[Stored records]
━━━
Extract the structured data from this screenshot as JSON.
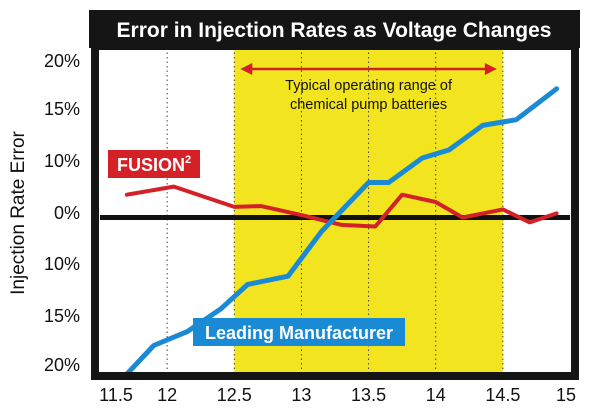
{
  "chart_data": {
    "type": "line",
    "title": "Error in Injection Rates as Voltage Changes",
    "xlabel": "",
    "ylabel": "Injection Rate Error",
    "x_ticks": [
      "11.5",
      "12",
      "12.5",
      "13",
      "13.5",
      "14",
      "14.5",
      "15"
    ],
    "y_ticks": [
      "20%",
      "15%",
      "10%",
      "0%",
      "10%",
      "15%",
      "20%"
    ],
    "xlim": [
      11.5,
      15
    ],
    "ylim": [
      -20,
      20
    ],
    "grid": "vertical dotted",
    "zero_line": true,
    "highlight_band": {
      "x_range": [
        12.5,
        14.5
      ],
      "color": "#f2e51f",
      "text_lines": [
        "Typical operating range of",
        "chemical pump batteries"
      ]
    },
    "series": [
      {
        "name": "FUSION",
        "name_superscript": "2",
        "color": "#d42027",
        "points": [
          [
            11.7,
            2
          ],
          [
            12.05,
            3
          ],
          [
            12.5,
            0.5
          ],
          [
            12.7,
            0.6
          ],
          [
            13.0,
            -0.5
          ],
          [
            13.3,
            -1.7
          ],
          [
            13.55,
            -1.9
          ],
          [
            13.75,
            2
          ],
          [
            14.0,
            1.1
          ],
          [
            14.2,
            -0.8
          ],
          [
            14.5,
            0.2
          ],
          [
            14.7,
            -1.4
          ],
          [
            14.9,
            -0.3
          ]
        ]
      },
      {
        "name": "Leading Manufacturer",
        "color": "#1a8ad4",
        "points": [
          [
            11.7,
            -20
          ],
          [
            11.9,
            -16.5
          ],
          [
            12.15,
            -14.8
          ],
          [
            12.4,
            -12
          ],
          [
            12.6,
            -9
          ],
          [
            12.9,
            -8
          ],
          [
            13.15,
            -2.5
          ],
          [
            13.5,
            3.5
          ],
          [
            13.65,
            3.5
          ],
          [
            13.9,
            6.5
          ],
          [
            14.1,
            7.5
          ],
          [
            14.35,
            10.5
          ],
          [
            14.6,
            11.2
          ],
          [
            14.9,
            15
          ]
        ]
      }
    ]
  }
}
━━━
### PROBLEM STATEMENT
Transcribe the preceding listing in its entirety and with exact wording, leaving out pictures.

### PROBLEM SOLUTION
Extract the structured data from this screenshot as JSON.
{
  "chart_data": {
    "type": "line",
    "title": "Error in Injection Rates as Voltage Changes",
    "xlabel": "",
    "ylabel": "Injection Rate Error",
    "x_ticks": [
      "11.5",
      "12",
      "12.5",
      "13",
      "13.5",
      "14",
      "14.5",
      "15"
    ],
    "y_ticks": [
      "20%",
      "15%",
      "10%",
      "0%",
      "10%",
      "15%",
      "20%"
    ],
    "xlim": [
      11.5,
      15
    ],
    "ylim": [
      -20,
      20
    ],
    "grid": "vertical dotted",
    "zero_line": true,
    "highlight_band": {
      "x_range": [
        12.5,
        14.5
      ],
      "color": "#f2e51f",
      "text_lines": [
        "Typical operating range of",
        "chemical pump batteries"
      ]
    },
    "series": [
      {
        "name": "FUSION",
        "name_superscript": "2",
        "color": "#d42027",
        "points": [
          [
            11.7,
            2
          ],
          [
            12.05,
            3
          ],
          [
            12.5,
            0.5
          ],
          [
            12.7,
            0.6
          ],
          [
            13.0,
            -0.5
          ],
          [
            13.3,
            -1.7
          ],
          [
            13.55,
            -1.9
          ],
          [
            13.75,
            2
          ],
          [
            14.0,
            1.1
          ],
          [
            14.2,
            -0.8
          ],
          [
            14.5,
            0.2
          ],
          [
            14.7,
            -1.4
          ],
          [
            14.9,
            -0.3
          ]
        ]
      },
      {
        "name": "Leading Manufacturer",
        "color": "#1a8ad4",
        "points": [
          [
            11.7,
            -20
          ],
          [
            11.9,
            -16.5
          ],
          [
            12.15,
            -14.8
          ],
          [
            12.4,
            -12
          ],
          [
            12.6,
            -9
          ],
          [
            12.9,
            -8
          ],
          [
            13.15,
            -2.5
          ],
          [
            13.5,
            3.5
          ],
          [
            13.65,
            3.5
          ],
          [
            13.9,
            6.5
          ],
          [
            14.1,
            7.5
          ],
          [
            14.35,
            10.5
          ],
          [
            14.6,
            11.2
          ],
          [
            14.9,
            15
          ]
        ]
      }
    ]
  }
}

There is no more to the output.